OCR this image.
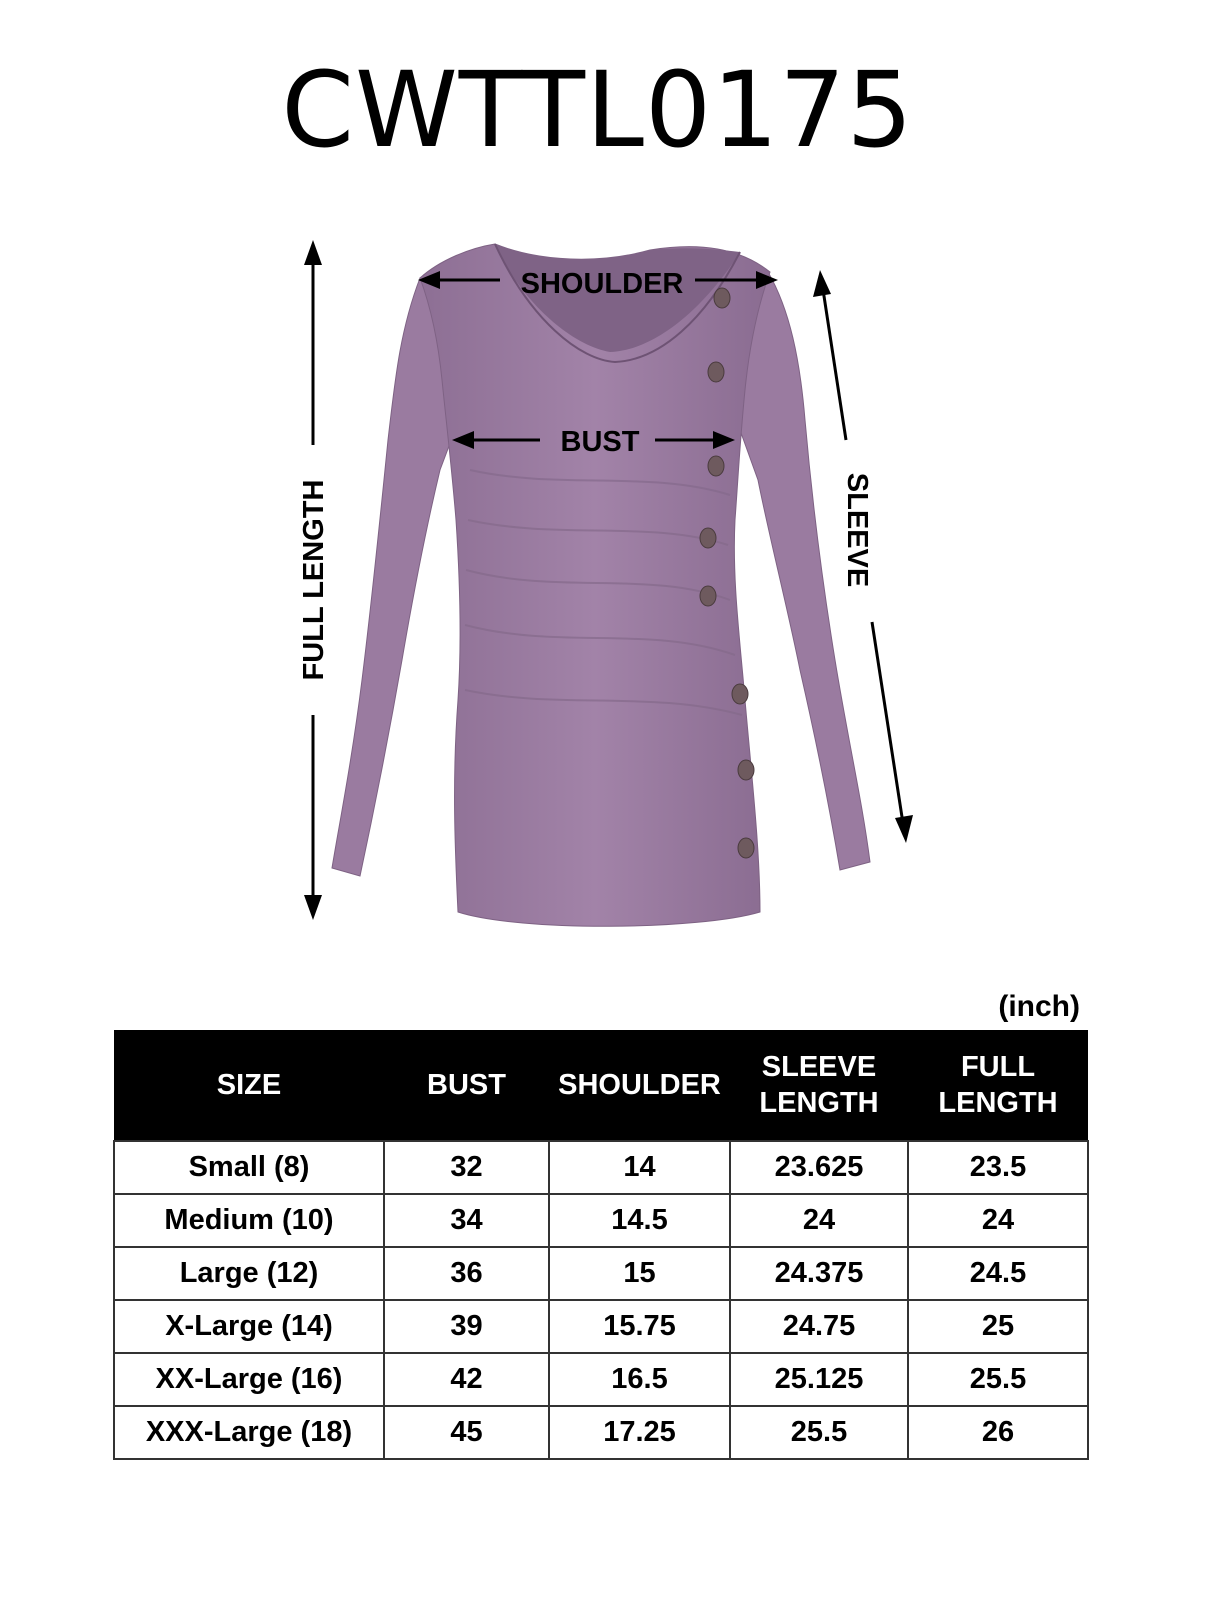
CWTTL0175
SHOULDER
BUST
FULL LENGTH	SLEEVE
(inch)
SIZE	BUST	SHOULDER	SLEEVE LENGTH	FULL LENGTH
Small (8)	32	14	23.625	23.5
Medium (10)	34	14.5	24	24
Large (12)	36	15	24.375	24.5
X-Large (14)	39	15.75	24.75	25
XX-Large (16)	42	16.5	25.125	25.5
XXX-Large (18)	45	17.25	25.5	26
.....
_Given request_
Repeat the entries exactly. Pictures are excluded from the copy.

_Exercise result_
OCR this image.
CWTTL0175
SHOULDER
BUST
FULL LENGTH	SLEEVE
(inch)
SIZE	BUST	SHOULDER	SLEEVE LENGTH	FULL LENGTH
Small (8)	32	14	23.625	23.5
Medium (10)	34	14.5	24	24
Large (12)	36	15	24.375	24.5
X-Large (14)	39	15.75	24.75	25
XX-Large (16)	42	16.5	25.125	25.5
XXX-Large (18)	45	17.25	25.5	26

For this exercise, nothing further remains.